=== DATA SUPPLIED ===

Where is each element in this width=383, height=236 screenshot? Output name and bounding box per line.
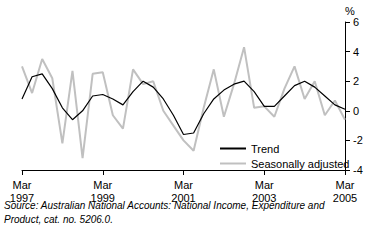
svg-text:Mar: Mar [93,179,112,191]
svg-text:Trend: Trend [251,143,279,155]
svg-text:2001: 2001 [171,192,195,204]
svg-text:-2: -2 [353,134,363,146]
svg-text:6: 6 [353,16,359,28]
svg-text:1997: 1997 [10,192,34,204]
svg-text:%: % [345,5,355,17]
svg-text:2005: 2005 [333,192,357,204]
svg-text:Mar: Mar [336,179,355,191]
svg-text:1999: 1999 [91,192,115,204]
svg-text:0: 0 [353,105,359,117]
svg-text:Mar: Mar [255,179,274,191]
svg-text:2003: 2003 [252,192,276,204]
svg-text:2: 2 [353,75,359,87]
svg-text:Product, cat. no. 5206.0.: Product, cat. no. 5206.0. [4,214,113,225]
svg-text:4: 4 [353,46,359,58]
svg-text:Seasonally adjusted: Seasonally adjusted [251,158,349,170]
svg-text:Mar: Mar [174,179,193,191]
svg-text:Source: Australian National Ac: Source: Australian National Accounts: Na… [4,200,325,211]
svg-text:-4: -4 [353,164,363,176]
svg-text:Mar: Mar [13,179,32,191]
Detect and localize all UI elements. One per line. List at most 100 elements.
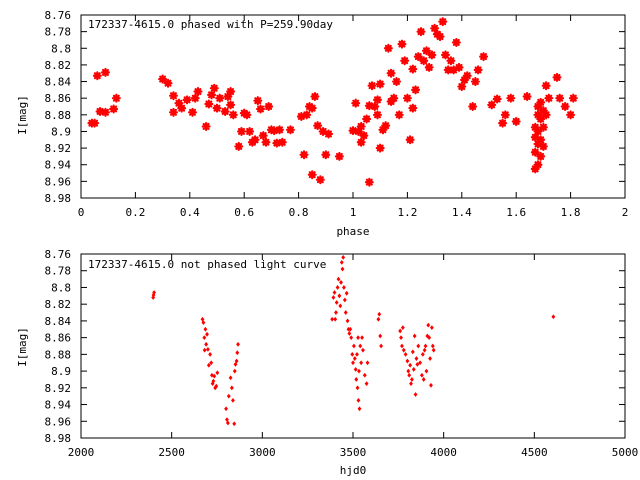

===

◆ **EXERCISE AIM**:
Rewrite the entries above with "screenshot" swapped for "image" and everything else kept the same. Leave out the pictures.

◆ **RESULT OF THIS TASK**:
Where is each element in this width=383, height=236 image? Output name and bounding box per line.
svg-text:Mar: Mar [93,179,112,191]
svg-text:Trend: Trend [251,143,279,155]
svg-text:2001: 2001 [171,192,195,204]
svg-text:-2: -2 [353,134,363,146]
svg-text:6: 6 [353,16,359,28]
svg-text:1997: 1997 [10,192,34,204]
svg-text:%: % [345,5,355,17]
svg-text:2005: 2005 [333,192,357,204]
svg-text:Mar: Mar [336,179,355,191]
svg-text:1999: 1999 [91,192,115,204]
svg-text:0: 0 [353,105,359,117]
svg-text:Mar: Mar [255,179,274,191]
svg-text:2003: 2003 [252,192,276,204]
svg-text:2: 2 [353,75,359,87]
svg-text:Product, cat. no. 5206.0.: Product, cat. no. 5206.0. [4,214,113,225]
svg-text:4: 4 [353,46,359,58]
svg-text:Seasonally adjusted: Seasonally adjusted [251,158,349,170]
svg-text:Mar: Mar [174,179,193,191]
svg-text:Source: Australian National Ac: Source: Australian National Accounts: Na… [4,200,325,211]
svg-text:-4: -4 [353,164,363,176]
svg-text:Mar: Mar [13,179,32,191]
Detect and localize all UI elements. One per line. List at most 100 elements.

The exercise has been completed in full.